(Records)
* * * * * * *
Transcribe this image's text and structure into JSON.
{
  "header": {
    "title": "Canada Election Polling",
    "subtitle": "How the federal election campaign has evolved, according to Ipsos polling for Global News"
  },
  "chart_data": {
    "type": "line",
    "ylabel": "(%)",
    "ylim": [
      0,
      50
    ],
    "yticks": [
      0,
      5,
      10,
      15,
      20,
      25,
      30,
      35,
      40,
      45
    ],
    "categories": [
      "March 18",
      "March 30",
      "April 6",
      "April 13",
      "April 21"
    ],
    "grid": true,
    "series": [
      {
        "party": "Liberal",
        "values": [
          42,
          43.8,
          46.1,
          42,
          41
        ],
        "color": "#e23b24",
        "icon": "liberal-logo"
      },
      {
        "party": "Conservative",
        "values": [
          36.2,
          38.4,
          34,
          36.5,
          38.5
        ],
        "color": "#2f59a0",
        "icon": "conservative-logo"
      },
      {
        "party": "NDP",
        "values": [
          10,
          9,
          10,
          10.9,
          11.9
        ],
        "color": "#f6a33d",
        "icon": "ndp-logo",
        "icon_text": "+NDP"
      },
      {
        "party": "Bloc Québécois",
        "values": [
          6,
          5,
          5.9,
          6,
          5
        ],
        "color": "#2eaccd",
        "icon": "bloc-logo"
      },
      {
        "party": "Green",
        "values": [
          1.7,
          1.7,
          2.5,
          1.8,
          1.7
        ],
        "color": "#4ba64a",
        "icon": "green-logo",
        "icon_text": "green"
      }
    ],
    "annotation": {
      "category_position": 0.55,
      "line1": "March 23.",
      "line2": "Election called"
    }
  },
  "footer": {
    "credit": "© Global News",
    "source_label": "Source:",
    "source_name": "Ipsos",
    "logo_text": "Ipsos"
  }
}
* * * * * * *
Out of the preceding entries, pull every line containing the string "Global".

    "subtitle": "How the federal election campaign has evolved, according to Ipsos polling for Global News"
    "credit": "© Global News",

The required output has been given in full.